(Figure content listings)
# # # # #
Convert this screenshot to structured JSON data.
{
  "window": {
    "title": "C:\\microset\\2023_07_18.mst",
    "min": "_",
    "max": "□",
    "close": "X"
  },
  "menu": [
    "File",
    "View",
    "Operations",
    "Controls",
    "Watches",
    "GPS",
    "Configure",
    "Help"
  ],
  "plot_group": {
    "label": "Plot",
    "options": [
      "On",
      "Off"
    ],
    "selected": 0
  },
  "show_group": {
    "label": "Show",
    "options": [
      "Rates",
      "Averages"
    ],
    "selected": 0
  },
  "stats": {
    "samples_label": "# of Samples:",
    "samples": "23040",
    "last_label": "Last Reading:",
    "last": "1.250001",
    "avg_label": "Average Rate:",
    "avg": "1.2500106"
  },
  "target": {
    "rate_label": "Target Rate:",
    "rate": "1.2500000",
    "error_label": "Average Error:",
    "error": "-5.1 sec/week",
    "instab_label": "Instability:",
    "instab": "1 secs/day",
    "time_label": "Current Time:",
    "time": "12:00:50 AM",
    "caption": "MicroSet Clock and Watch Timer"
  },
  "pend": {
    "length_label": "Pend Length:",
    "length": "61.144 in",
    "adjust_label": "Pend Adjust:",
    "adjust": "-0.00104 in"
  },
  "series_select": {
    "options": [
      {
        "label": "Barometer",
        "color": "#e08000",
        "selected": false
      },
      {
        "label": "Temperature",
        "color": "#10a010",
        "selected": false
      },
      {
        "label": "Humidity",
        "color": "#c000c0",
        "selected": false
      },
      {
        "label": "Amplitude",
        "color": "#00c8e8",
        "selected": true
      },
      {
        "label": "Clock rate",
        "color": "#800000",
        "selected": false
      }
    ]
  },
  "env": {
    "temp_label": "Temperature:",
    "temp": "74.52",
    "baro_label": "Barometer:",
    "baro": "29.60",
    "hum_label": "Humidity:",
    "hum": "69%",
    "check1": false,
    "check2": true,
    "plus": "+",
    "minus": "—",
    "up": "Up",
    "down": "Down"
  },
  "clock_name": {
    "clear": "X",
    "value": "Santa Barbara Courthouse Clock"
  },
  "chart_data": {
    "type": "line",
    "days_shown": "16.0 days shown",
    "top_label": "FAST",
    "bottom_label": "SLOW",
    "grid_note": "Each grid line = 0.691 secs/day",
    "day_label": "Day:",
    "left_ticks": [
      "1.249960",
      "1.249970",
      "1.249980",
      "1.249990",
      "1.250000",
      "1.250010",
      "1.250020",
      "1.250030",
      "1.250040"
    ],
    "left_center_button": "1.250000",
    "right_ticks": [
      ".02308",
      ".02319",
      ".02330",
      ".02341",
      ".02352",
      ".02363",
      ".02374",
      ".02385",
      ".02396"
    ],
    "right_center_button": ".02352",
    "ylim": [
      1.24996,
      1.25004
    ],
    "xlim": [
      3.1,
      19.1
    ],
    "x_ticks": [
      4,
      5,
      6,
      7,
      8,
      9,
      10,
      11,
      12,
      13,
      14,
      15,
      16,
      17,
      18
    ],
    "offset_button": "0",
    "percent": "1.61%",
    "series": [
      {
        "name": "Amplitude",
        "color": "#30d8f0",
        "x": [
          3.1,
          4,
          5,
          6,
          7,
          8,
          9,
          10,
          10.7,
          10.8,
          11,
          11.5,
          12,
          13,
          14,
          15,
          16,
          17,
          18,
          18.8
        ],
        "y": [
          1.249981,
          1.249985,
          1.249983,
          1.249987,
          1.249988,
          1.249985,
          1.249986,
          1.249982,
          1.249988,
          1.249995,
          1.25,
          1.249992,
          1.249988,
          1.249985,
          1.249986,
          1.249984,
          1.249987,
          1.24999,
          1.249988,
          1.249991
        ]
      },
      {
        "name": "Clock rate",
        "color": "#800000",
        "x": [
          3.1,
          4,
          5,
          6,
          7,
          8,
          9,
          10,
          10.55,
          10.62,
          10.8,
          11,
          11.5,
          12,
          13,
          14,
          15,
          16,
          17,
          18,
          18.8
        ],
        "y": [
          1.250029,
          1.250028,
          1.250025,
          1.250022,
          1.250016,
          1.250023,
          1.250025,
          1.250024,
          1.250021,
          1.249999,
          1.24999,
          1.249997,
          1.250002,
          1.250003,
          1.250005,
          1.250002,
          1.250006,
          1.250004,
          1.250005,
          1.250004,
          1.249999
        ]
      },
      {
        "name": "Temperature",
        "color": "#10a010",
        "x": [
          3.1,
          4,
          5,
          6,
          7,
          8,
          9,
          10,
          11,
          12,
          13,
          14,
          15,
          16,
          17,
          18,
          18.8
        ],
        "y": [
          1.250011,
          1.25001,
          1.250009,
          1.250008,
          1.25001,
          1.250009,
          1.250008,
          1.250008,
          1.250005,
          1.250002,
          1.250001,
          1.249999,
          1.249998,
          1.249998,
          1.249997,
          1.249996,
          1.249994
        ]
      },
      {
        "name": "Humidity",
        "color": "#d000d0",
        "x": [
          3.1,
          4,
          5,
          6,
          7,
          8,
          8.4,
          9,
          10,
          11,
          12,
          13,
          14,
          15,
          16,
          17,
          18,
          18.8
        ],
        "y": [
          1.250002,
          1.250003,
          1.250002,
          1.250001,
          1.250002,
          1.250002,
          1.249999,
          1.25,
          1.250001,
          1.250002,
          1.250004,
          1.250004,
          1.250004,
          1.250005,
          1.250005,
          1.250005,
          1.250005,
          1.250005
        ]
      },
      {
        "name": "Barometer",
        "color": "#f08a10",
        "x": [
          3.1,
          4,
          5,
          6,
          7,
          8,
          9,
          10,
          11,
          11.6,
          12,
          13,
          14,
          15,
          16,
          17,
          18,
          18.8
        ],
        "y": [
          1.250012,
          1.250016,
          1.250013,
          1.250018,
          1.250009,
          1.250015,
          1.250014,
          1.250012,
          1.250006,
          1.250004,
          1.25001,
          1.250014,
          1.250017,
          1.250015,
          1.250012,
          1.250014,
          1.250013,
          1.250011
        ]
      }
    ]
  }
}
# # # # #
# TASK PROMPT:
Repeat all the entries word for word.

# THE RESPONSE:
Convert this screenshot to structured JSON data.
{
  "window": {
    "title": "C:\\microset\\2023_07_18.mst",
    "min": "_",
    "max": "□",
    "close": "X"
  },
  "menu": [
    "File",
    "View",
    "Operations",
    "Controls",
    "Watches",
    "GPS",
    "Configure",
    "Help"
  ],
  "plot_group": {
    "label": "Plot",
    "options": [
      "On",
      "Off"
    ],
    "selected": 0
  },
  "show_group": {
    "label": "Show",
    "options": [
      "Rates",
      "Averages"
    ],
    "selected": 0
  },
  "stats": {
    "samples_label": "# of Samples:",
    "samples": "23040",
    "last_label": "Last Reading:",
    "last": "1.250001",
    "avg_label": "Average Rate:",
    "avg": "1.2500106"
  },
  "target": {
    "rate_label": "Target Rate:",
    "rate": "1.2500000",
    "error_label": "Average Error:",
    "error": "-5.1 sec/week",
    "instab_label": "Instability:",
    "instab": "1 secs/day",
    "time_label": "Current Time:",
    "time": "12:00:50 AM",
    "caption": "MicroSet Clock and Watch Timer"
  },
  "pend": {
    "length_label": "Pend Length:",
    "length": "61.144 in",
    "adjust_label": "Pend Adjust:",
    "adjust": "-0.00104 in"
  },
  "series_select": {
    "options": [
      {
        "label": "Barometer",
        "color": "#e08000",
        "selected": false
      },
      {
        "label": "Temperature",
        "color": "#10a010",
        "selected": false
      },
      {
        "label": "Humidity",
        "color": "#c000c0",
        "selected": false
      },
      {
        "label": "Amplitude",
        "color": "#00c8e8",
        "selected": true
      },
      {
        "label": "Clock rate",
        "color": "#800000",
        "selected": false
      }
    ]
  },
  "env": {
    "temp_label": "Temperature:",
    "temp": "74.52",
    "baro_label": "Barometer:",
    "baro": "29.60",
    "hum_label": "Humidity:",
    "hum": "69%",
    "check1": false,
    "check2": true,
    "plus": "+",
    "minus": "—",
    "up": "Up",
    "down": "Down"
  },
  "clock_name": {
    "clear": "X",
    "value": "Santa Barbara Courthouse Clock"
  },
  "chart_data": {
    "type": "line",
    "days_shown": "16.0 days shown",
    "top_label": "FAST",
    "bottom_label": "SLOW",
    "grid_note": "Each grid line = 0.691 secs/day",
    "day_label": "Day:",
    "left_ticks": [
      "1.249960",
      "1.249970",
      "1.249980",
      "1.249990",
      "1.250000",
      "1.250010",
      "1.250020",
      "1.250030",
      "1.250040"
    ],
    "left_center_button": "1.250000",
    "right_ticks": [
      ".02308",
      ".02319",
      ".02330",
      ".02341",
      ".02352",
      ".02363",
      ".02374",
      ".02385",
      ".02396"
    ],
    "right_center_button": ".02352",
    "ylim": [
      1.24996,
      1.25004
    ],
    "xlim": [
      3.1,
      19.1
    ],
    "x_ticks": [
      4,
      5,
      6,
      7,
      8,
      9,
      10,
      11,
      12,
      13,
      14,
      15,
      16,
      17,
      18
    ],
    "offset_button": "0",
    "percent": "1.61%",
    "series": [
      {
        "name": "Amplitude",
        "color": "#30d8f0",
        "x": [
          3.1,
          4,
          5,
          6,
          7,
          8,
          9,
          10,
          10.7,
          10.8,
          11,
          11.5,
          12,
          13,
          14,
          15,
          16,
          17,
          18,
          18.8
        ],
        "y": [
          1.249981,
          1.249985,
          1.249983,
          1.249987,
          1.249988,
          1.249985,
          1.249986,
          1.249982,
          1.249988,
          1.249995,
          1.25,
          1.249992,
          1.249988,
          1.249985,
          1.249986,
          1.249984,
          1.249987,
          1.24999,
          1.249988,
          1.249991
        ]
      },
      {
        "name": "Clock rate",
        "color": "#800000",
        "x": [
          3.1,
          4,
          5,
          6,
          7,
          8,
          9,
          10,
          10.55,
          10.62,
          10.8,
          11,
          11.5,
          12,
          13,
          14,
          15,
          16,
          17,
          18,
          18.8
        ],
        "y": [
          1.250029,
          1.250028,
          1.250025,
          1.250022,
          1.250016,
          1.250023,
          1.250025,
          1.250024,
          1.250021,
          1.249999,
          1.24999,
          1.249997,
          1.250002,
          1.250003,
          1.250005,
          1.250002,
          1.250006,
          1.250004,
          1.250005,
          1.250004,
          1.249999
        ]
      },
      {
        "name": "Temperature",
        "color": "#10a010",
        "x": [
          3.1,
          4,
          5,
          6,
          7,
          8,
          9,
          10,
          11,
          12,
          13,
          14,
          15,
          16,
          17,
          18,
          18.8
        ],
        "y": [
          1.250011,
          1.25001,
          1.250009,
          1.250008,
          1.25001,
          1.250009,
          1.250008,
          1.250008,
          1.250005,
          1.250002,
          1.250001,
          1.249999,
          1.249998,
          1.249998,
          1.249997,
          1.249996,
          1.249994
        ]
      },
      {
        "name": "Humidity",
        "color": "#d000d0",
        "x": [
          3.1,
          4,
          5,
          6,
          7,
          8,
          8.4,
          9,
          10,
          11,
          12,
          13,
          14,
          15,
          16,
          17,
          18,
          18.8
        ],
        "y": [
          1.250002,
          1.250003,
          1.250002,
          1.250001,
          1.250002,
          1.250002,
          1.249999,
          1.25,
          1.250001,
          1.250002,
          1.250004,
          1.250004,
          1.250004,
          1.250005,
          1.250005,
          1.250005,
          1.250005,
          1.250005
        ]
      },
      {
        "name": "Barometer",
        "color": "#f08a10",
        "x": [
          3.1,
          4,
          5,
          6,
          7,
          8,
          9,
          10,
          11,
          11.6,
          12,
          13,
          14,
          15,
          16,
          17,
          18,
          18.8
        ],
        "y": [
          1.250012,
          1.250016,
          1.250013,
          1.250018,
          1.250009,
          1.250015,
          1.250014,
          1.250012,
          1.250006,
          1.250004,
          1.25001,
          1.250014,
          1.250017,
          1.250015,
          1.250012,
          1.250014,
          1.250013,
          1.250011
        ]
      }
    ]
  }
}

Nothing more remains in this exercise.